THE EXERCISE:
Without skipping anything, write out each record below exactly.

━━ DATA EXCERPTS

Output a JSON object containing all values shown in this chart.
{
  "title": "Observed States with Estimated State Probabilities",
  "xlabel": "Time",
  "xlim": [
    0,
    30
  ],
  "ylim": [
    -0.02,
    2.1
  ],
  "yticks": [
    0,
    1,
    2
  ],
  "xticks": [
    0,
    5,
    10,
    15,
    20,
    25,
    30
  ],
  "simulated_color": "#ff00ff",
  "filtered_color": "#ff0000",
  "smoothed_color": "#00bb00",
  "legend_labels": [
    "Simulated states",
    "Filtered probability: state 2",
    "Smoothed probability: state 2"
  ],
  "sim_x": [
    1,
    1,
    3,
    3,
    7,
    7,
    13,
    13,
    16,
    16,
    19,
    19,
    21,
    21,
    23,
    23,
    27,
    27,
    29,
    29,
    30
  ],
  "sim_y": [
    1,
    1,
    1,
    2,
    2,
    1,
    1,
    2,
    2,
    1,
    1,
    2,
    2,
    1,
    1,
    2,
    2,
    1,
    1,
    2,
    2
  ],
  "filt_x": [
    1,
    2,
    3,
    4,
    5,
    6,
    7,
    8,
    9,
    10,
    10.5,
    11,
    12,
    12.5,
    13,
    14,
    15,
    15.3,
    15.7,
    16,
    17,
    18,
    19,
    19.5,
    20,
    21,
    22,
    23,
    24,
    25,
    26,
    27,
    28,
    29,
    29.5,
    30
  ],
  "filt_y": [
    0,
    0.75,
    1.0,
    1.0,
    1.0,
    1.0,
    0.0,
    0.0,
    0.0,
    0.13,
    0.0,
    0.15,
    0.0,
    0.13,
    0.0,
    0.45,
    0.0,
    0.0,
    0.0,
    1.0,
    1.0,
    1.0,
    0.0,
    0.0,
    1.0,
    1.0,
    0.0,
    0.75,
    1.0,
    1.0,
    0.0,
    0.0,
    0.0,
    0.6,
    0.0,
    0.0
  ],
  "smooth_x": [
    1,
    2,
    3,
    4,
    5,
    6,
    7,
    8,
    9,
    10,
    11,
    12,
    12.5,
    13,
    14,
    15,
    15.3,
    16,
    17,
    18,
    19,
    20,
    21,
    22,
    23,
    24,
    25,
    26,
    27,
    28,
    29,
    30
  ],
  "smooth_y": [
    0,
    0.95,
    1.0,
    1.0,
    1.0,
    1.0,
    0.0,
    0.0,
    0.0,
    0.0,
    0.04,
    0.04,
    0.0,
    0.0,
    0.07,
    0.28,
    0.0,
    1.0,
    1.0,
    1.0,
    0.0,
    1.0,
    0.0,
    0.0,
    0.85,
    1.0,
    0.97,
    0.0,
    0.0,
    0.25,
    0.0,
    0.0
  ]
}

━━━━

RESPONSE TO THE TASK:
Output a JSON object containing all values shown in this chart.
{
  "title": "Observed States with Estimated State Probabilities",
  "xlabel": "Time",
  "xlim": [
    0,
    30
  ],
  "ylim": [
    -0.02,
    2.1
  ],
  "yticks": [
    0,
    1,
    2
  ],
  "xticks": [
    0,
    5,
    10,
    15,
    20,
    25,
    30
  ],
  "simulated_color": "#ff00ff",
  "filtered_color": "#ff0000",
  "smoothed_color": "#00bb00",
  "legend_labels": [
    "Simulated states",
    "Filtered probability: state 2",
    "Smoothed probability: state 2"
  ],
  "sim_x": [
    1,
    1,
    3,
    3,
    7,
    7,
    13,
    13,
    16,
    16,
    19,
    19,
    21,
    21,
    23,
    23,
    27,
    27,
    29,
    29,
    30
  ],
  "sim_y": [
    1,
    1,
    1,
    2,
    2,
    1,
    1,
    2,
    2,
    1,
    1,
    2,
    2,
    1,
    1,
    2,
    2,
    1,
    1,
    2,
    2
  ],
  "filt_x": [
    1,
    2,
    3,
    4,
    5,
    6,
    7,
    8,
    9,
    10,
    10.5,
    11,
    12,
    12.5,
    13,
    14,
    15,
    15.3,
    15.7,
    16,
    17,
    18,
    19,
    19.5,
    20,
    21,
    22,
    23,
    24,
    25,
    26,
    27,
    28,
    29,
    29.5,
    30
  ],
  "filt_y": [
    0,
    0.75,
    1.0,
    1.0,
    1.0,
    1.0,
    0.0,
    0.0,
    0.0,
    0.13,
    0.0,
    0.15,
    0.0,
    0.13,
    0.0,
    0.45,
    0.0,
    0.0,
    0.0,
    1.0,
    1.0,
    1.0,
    0.0,
    0.0,
    1.0,
    1.0,
    0.0,
    0.75,
    1.0,
    1.0,
    0.0,
    0.0,
    0.0,
    0.6,
    0.0,
    0.0
  ],
  "smooth_x": [
    1,
    2,
    3,
    4,
    5,
    6,
    7,
    8,
    9,
    10,
    11,
    12,
    12.5,
    13,
    14,
    15,
    15.3,
    16,
    17,
    18,
    19,
    20,
    21,
    22,
    23,
    24,
    25,
    26,
    27,
    28,
    29,
    30
  ],
  "smooth_y": [
    0,
    0.95,
    1.0,
    1.0,
    1.0,
    1.0,
    0.0,
    0.0,
    0.0,
    0.0,
    0.04,
    0.04,
    0.0,
    0.0,
    0.07,
    0.28,
    0.0,
    1.0,
    1.0,
    1.0,
    0.0,
    1.0,
    0.0,
    0.0,
    0.85,
    1.0,
    0.97,
    0.0,
    0.0,
    0.25,
    0.0,
    0.0
  ]
}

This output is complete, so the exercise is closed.